=== Brief ===
Lines containing the string "name" are to be counted; report only how many there are.
-- Start of Raw records --
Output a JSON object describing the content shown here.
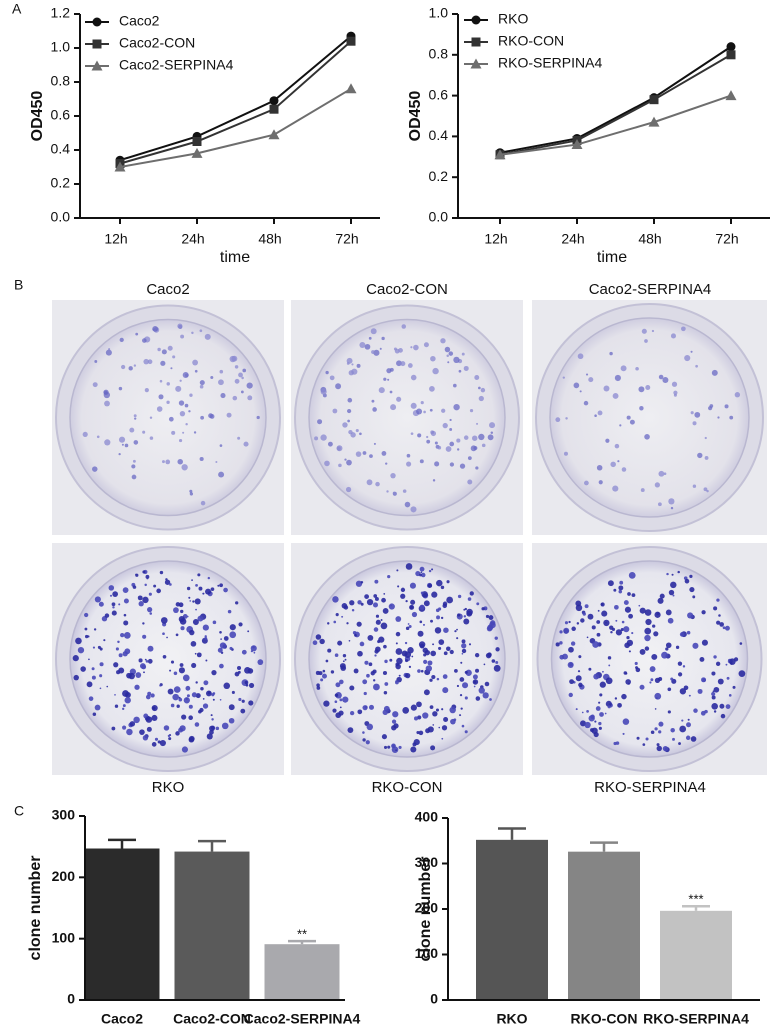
{
  "panel_labels": [
    "A",
    "B",
    "C"
  ],
  "wells": {
    "top_labels": [
      "Caco2",
      "Caco2-CON",
      "Caco2-SERPINA4"
    ],
    "bottom_labels": [
      "RKO",
      "RKO-CON",
      "RKO-SERPINA4"
    ]
  },
  "chart_data": [
    {
      "type": "line",
      "xlabel": "time",
      "ylabel": "OD450",
      "categories": [
        "12h",
        "24h",
        "48h",
        "72h"
      ],
      "ylim": [
        0,
        1.2
      ],
      "yticks": [
        {
          "value": 0,
          "label": "0.0"
        },
        0.2,
        0.4,
        0.6,
        0.8,
        {
          "value": 1,
          "label": "1.0"
        },
        1.2
      ],
      "series": [
        {
          "name": "Caco2",
          "color": "#111111",
          "marker": "circle",
          "values": [
            0.34,
            0.48,
            0.69,
            1.07
          ]
        },
        {
          "name": "Caco2-CON",
          "color": "#333333",
          "marker": "square",
          "values": [
            0.32,
            0.45,
            0.64,
            1.04
          ]
        },
        {
          "name": "Caco2-SERPINA4",
          "color": "#6e6e6e",
          "marker": "triangle",
          "values": [
            0.3,
            0.38,
            0.49,
            0.76
          ]
        }
      ]
    },
    {
      "type": "line",
      "xlabel": "time",
      "ylabel": "OD450",
      "categories": [
        "12h",
        "24h",
        "48h",
        "72h"
      ],
      "ylim": [
        0,
        1.0
      ],
      "yticks": [
        {
          "value": 0,
          "label": "0.0"
        },
        0.2,
        0.4,
        0.6,
        0.8,
        {
          "value": 1,
          "label": "1.0"
        }
      ],
      "series": [
        {
          "name": "RKO",
          "color": "#111111",
          "marker": "circle",
          "values": [
            0.32,
            0.39,
            0.59,
            0.84
          ]
        },
        {
          "name": "RKO-CON",
          "color": "#333333",
          "marker": "square",
          "values": [
            0.31,
            0.38,
            0.58,
            0.8
          ]
        },
        {
          "name": "RKO-SERPINA4",
          "color": "#6e6e6e",
          "marker": "triangle",
          "values": [
            0.31,
            0.36,
            0.47,
            0.6
          ]
        }
      ]
    },
    {
      "type": "bar",
      "ylabel": "clone number",
      "categories": [
        "Caco2",
        "Caco2-CON",
        "Caco2-SERPINA4"
      ],
      "values": [
        247,
        242,
        91
      ],
      "errors": [
        14,
        17,
        5
      ],
      "significance": [
        null,
        null,
        "**"
      ],
      "colors": [
        "#2b2b2b",
        "#5a5a5a",
        "#a9a9ad"
      ],
      "ylim": [
        0,
        300
      ],
      "yticks": [
        0,
        100,
        200,
        300
      ]
    },
    {
      "type": "bar",
      "ylabel": "clone number",
      "categories": [
        "RKO",
        "RKO-CON",
        "RKO-SERPINA4"
      ],
      "values": [
        352,
        326,
        196
      ],
      "errors": [
        25,
        20,
        10
      ],
      "significance": [
        null,
        null,
        "***"
      ],
      "colors": [
        "#555555",
        "#858585",
        "#c2c2c2"
      ],
      "ylim": [
        0,
        400
      ],
      "yticks": [
        0,
        100,
        200,
        300,
        400
      ]
    }
  ]
}
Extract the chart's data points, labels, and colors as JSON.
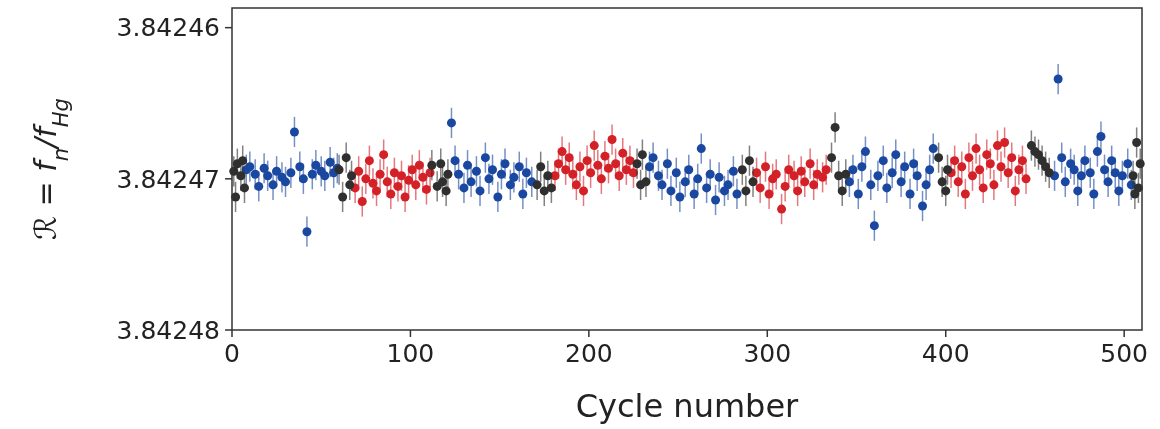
{
  "chart_data": {
    "type": "scatter",
    "xlabel": "Cycle number",
    "ylabel": "ℛ = f$_{n}$/f$_{Hg}$",
    "xlim": [
      0,
      510
    ],
    "xticks": [
      0,
      100,
      200,
      300,
      400,
      500
    ],
    "ylim": [
      3.84248,
      3.8424587
    ],
    "yticks": [
      3.84246,
      3.84247,
      3.84248
    ],
    "grid": false,
    "marker": "circle",
    "series": [
      {
        "color": "#1a47a0",
        "x": [
          8,
          10,
          13,
          15,
          18,
          20,
          23,
          25,
          28,
          30,
          33,
          35,
          38,
          40,
          42,
          45,
          47,
          50,
          52,
          55,
          57,
          59,
          123,
          125,
          127,
          130,
          132,
          134,
          137,
          139,
          142,
          144,
          146,
          149,
          151,
          153,
          156,
          158,
          161,
          163,
          165,
          168,
          234,
          236,
          239,
          241,
          244,
          246,
          249,
          251,
          254,
          256,
          259,
          261,
          263,
          266,
          268,
          271,
          273,
          276,
          278,
          281,
          283,
          346,
          348,
          351,
          353,
          355,
          358,
          360,
          362,
          365,
          367,
          370,
          372,
          375,
          377,
          380,
          382,
          384,
          387,
          389,
          391,
          393,
          461,
          463,
          465,
          467,
          470,
          472,
          474,
          476,
          478,
          481,
          483,
          485,
          487,
          489,
          491,
          493,
          495,
          497,
          499,
          502,
          504
        ],
        "values": [
          3.8424694,
          3.8424692,
          3.8424697,
          3.8424705,
          3.8424693,
          3.8424698,
          3.8424704,
          3.8424695,
          3.8424699,
          3.8424702,
          3.8424696,
          3.8424669,
          3.8424692,
          3.84247,
          3.8424735,
          3.8424697,
          3.8424691,
          3.8424695,
          3.8424698,
          3.8424689,
          3.8424696,
          3.8424693,
          3.8424663,
          3.8424688,
          3.8424697,
          3.8424706,
          3.8424691,
          3.8424702,
          3.8424695,
          3.8424708,
          3.8424686,
          3.84247,
          3.8424694,
          3.8424712,
          3.8424697,
          3.842469,
          3.8424704,
          3.8424699,
          3.8424692,
          3.842471,
          3.8424696,
          3.8424702,
          3.8424692,
          3.8424686,
          3.8424698,
          3.8424704,
          3.842469,
          3.8424708,
          3.8424696,
          3.8424712,
          3.8424702,
          3.8424694,
          3.842471,
          3.84247,
          3.842468,
          3.8424706,
          3.8424697,
          3.8424714,
          3.8424699,
          3.8424708,
          3.8424704,
          3.8424695,
          3.842471,
          3.8424702,
          3.8424694,
          3.842471,
          3.8424692,
          3.8424682,
          3.8424704,
          3.8424731,
          3.8424698,
          3.8424688,
          3.8424706,
          3.8424696,
          3.8424684,
          3.8424702,
          3.8424692,
          3.842471,
          3.842469,
          3.8424698,
          3.8424718,
          3.8424704,
          3.8424694,
          3.842468,
          3.8424698,
          3.8424634,
          3.8424686,
          3.8424702,
          3.842469,
          3.8424694,
          3.8424708,
          3.8424698,
          3.8424688,
          3.8424696,
          3.842471,
          3.8424682,
          3.8424672,
          3.8424694,
          3.8424702,
          3.8424688,
          3.8424696,
          3.8424708,
          3.8424698,
          3.842469,
          3.8424704
        ],
        "errors": [
          1e-06,
          1e-06,
          1e-06,
          1e-06,
          1e-06,
          1e-06,
          1e-06,
          1e-06,
          1e-06,
          1e-06,
          1e-06,
          1e-06,
          1e-06,
          1e-06,
          1e-06,
          1e-06,
          1e-06,
          1e-06,
          1e-06,
          1e-06,
          1e-06,
          1e-06,
          1e-06,
          1e-06,
          1e-06,
          1e-06,
          1e-06,
          1e-06,
          1e-06,
          1e-06,
          1e-06,
          1e-06,
          1e-06,
          1e-06,
          1e-06,
          1e-06,
          1e-06,
          1e-06,
          1e-06,
          1e-06,
          1e-06,
          1e-06,
          1e-06,
          1e-06,
          1e-06,
          1e-06,
          1e-06,
          1e-06,
          1e-06,
          1e-06,
          1e-06,
          1e-06,
          1e-06,
          1e-06,
          1e-06,
          1e-06,
          1e-06,
          1e-06,
          1e-06,
          1e-06,
          1e-06,
          1e-06,
          1e-06,
          1e-06,
          1e-06,
          1e-06,
          1e-06,
          1e-06,
          1e-06,
          1e-06,
          1e-06,
          1e-06,
          1e-06,
          1e-06,
          1e-06,
          1e-06,
          1e-06,
          1e-06,
          1e-06,
          1e-06,
          1e-06,
          1e-06,
          1e-06,
          1e-06,
          1e-06,
          1e-06,
          1e-06,
          1e-06,
          1e-06,
          1e-06,
          1e-06,
          1e-06,
          1e-06,
          1e-06,
          1e-06,
          1e-06,
          1e-06,
          1e-06,
          1e-06,
          1e-06,
          1e-06,
          1e-06,
          1e-06,
          1e-06,
          1e-06
        ]
      },
      {
        "color": "#d42027",
        "x": [
          69,
          71,
          73,
          75,
          77,
          79,
          81,
          83,
          85,
          87,
          89,
          91,
          93,
          95,
          97,
          99,
          101,
          103,
          105,
          107,
          109,
          111,
          181,
          183,
          185,
          187,
          189,
          191,
          193,
          195,
          197,
          199,
          201,
          203,
          205,
          207,
          209,
          211,
          213,
          215,
          217,
          219,
          221,
          223,
          225,
          294,
          296,
          299,
          301,
          303,
          305,
          308,
          310,
          312,
          315,
          317,
          319,
          321,
          324,
          326,
          328,
          331,
          333,
          403,
          405,
          407,
          409,
          411,
          413,
          415,
          417,
          419,
          421,
          423,
          425,
          427,
          429,
          431,
          433,
          435,
          437,
          439,
          441,
          443,
          445
        ],
        "values": [
          3.8424706,
          3.8424695,
          3.8424715,
          3.84247,
          3.8424688,
          3.8424703,
          3.8424708,
          3.8424697,
          3.8424684,
          3.8424702,
          3.842471,
          3.8424696,
          3.8424705,
          3.8424698,
          3.8424712,
          3.8424701,
          3.8424694,
          3.8424704,
          3.8424691,
          3.8424699,
          3.8424707,
          3.8424696,
          3.8424698,
          3.842469,
          3.8424682,
          3.8424694,
          3.8424686,
          3.8424697,
          3.8424704,
          3.8424692,
          3.8424708,
          3.8424688,
          3.8424696,
          3.8424678,
          3.8424691,
          3.84247,
          3.8424685,
          3.8424693,
          3.8424674,
          3.842469,
          3.8424698,
          3.8424683,
          3.8424694,
          3.8424688,
          3.8424696,
          3.8424696,
          3.8424706,
          3.8424692,
          3.842471,
          3.84247,
          3.8424697,
          3.842472,
          3.8424705,
          3.8424694,
          3.8424698,
          3.8424708,
          3.8424695,
          3.8424702,
          3.842469,
          3.8424704,
          3.8424697,
          3.8424699,
          3.8424694,
          3.8424696,
          3.8424688,
          3.8424702,
          3.8424692,
          3.842471,
          3.8424686,
          3.8424698,
          3.842468,
          3.8424694,
          3.8424706,
          3.8424684,
          3.842469,
          3.8424704,
          3.8424678,
          3.8424692,
          3.8424676,
          3.8424696,
          3.8424686,
          3.8424708,
          3.8424694,
          3.8424688,
          3.84247
        ],
        "errors": [
          1e-06,
          1e-06,
          1e-06,
          1e-06,
          1e-06,
          1e-06,
          1e-06,
          1e-06,
          1e-06,
          1e-06,
          1e-06,
          1e-06,
          1e-06,
          1e-06,
          1e-06,
          1e-06,
          1e-06,
          1e-06,
          1e-06,
          1e-06,
          1e-06,
          1e-06,
          1e-06,
          1e-06,
          1e-06,
          1e-06,
          1e-06,
          1e-06,
          1e-06,
          1e-06,
          1e-06,
          1e-06,
          1e-06,
          1e-06,
          1e-06,
          1e-06,
          1e-06,
          1e-06,
          1e-06,
          1e-06,
          1e-06,
          1e-06,
          1e-06,
          1e-06,
          1e-06,
          1e-06,
          1e-06,
          1e-06,
          1e-06,
          1e-06,
          1e-06,
          1e-06,
          1e-06,
          1e-06,
          1e-06,
          1e-06,
          1e-06,
          1e-06,
          1e-06,
          1e-06,
          1e-06,
          1e-06,
          1e-06,
          1e-06,
          1e-06,
          1e-06,
          1e-06,
          1e-06,
          1e-06,
          1e-06,
          1e-06,
          1e-06,
          1e-06,
          1e-06,
          1e-06,
          1e-06,
          1e-06,
          1e-06,
          1e-06,
          1e-06,
          1e-06,
          1e-06,
          1e-06,
          1e-06,
          1e-06
        ]
      },
      {
        "color": "#2f2f2f",
        "x": [
          1,
          2,
          3,
          5,
          6,
          7,
          60,
          62,
          64,
          66,
          67,
          112,
          115,
          117,
          118,
          120,
          121,
          171,
          173,
          175,
          177,
          179,
          227,
          229,
          230,
          232,
          286,
          288,
          290,
          292,
          336,
          338,
          340,
          342,
          344,
          396,
          398,
          400,
          401,
          448,
          450,
          452,
          454,
          456,
          458,
          505,
          506,
          507,
          508,
          509
        ],
        "values": [
          3.8424695,
          3.8424712,
          3.842469,
          3.8424698,
          3.8424688,
          3.8424706,
          3.8424694,
          3.8424712,
          3.8424686,
          3.8424704,
          3.8424698,
          3.8424691,
          3.8424705,
          3.842469,
          3.8424702,
          3.8424708,
          3.8424697,
          3.8424704,
          3.8424692,
          3.8424708,
          3.8424698,
          3.8424706,
          3.842469,
          3.8424704,
          3.8424684,
          3.8424702,
          3.8424694,
          3.8424708,
          3.8424688,
          3.8424702,
          3.8424686,
          3.8424666,
          3.8424698,
          3.8424708,
          3.8424697,
          3.8424686,
          3.8424702,
          3.8424708,
          3.8424694,
          3.8424678,
          3.8424682,
          3.8424684,
          3.8424688,
          3.8424692,
          3.8424696,
          3.8424698,
          3.842471,
          3.8424676,
          3.8424706,
          3.842469
        ],
        "errors": [
          1e-06,
          1e-06,
          1e-06,
          1e-06,
          1e-06,
          1e-06,
          1e-06,
          1e-06,
          1e-06,
          1e-06,
          1e-06,
          1e-06,
          1e-06,
          1e-06,
          1e-06,
          1e-06,
          1e-06,
          1e-06,
          1e-06,
          1e-06,
          1e-06,
          1e-06,
          1e-06,
          1e-06,
          1e-06,
          1e-06,
          1e-06,
          1e-06,
          1e-06,
          1e-06,
          1e-06,
          1e-06,
          1e-06,
          1e-06,
          1e-06,
          1e-06,
          1e-06,
          1e-06,
          1e-06,
          1e-06,
          1e-06,
          1e-06,
          1e-06,
          1e-06,
          1e-06,
          1e-06,
          1e-06,
          1e-06,
          1e-06,
          1e-06
        ]
      }
    ]
  }
}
-- End of Raw records --
=== Complete output ===
6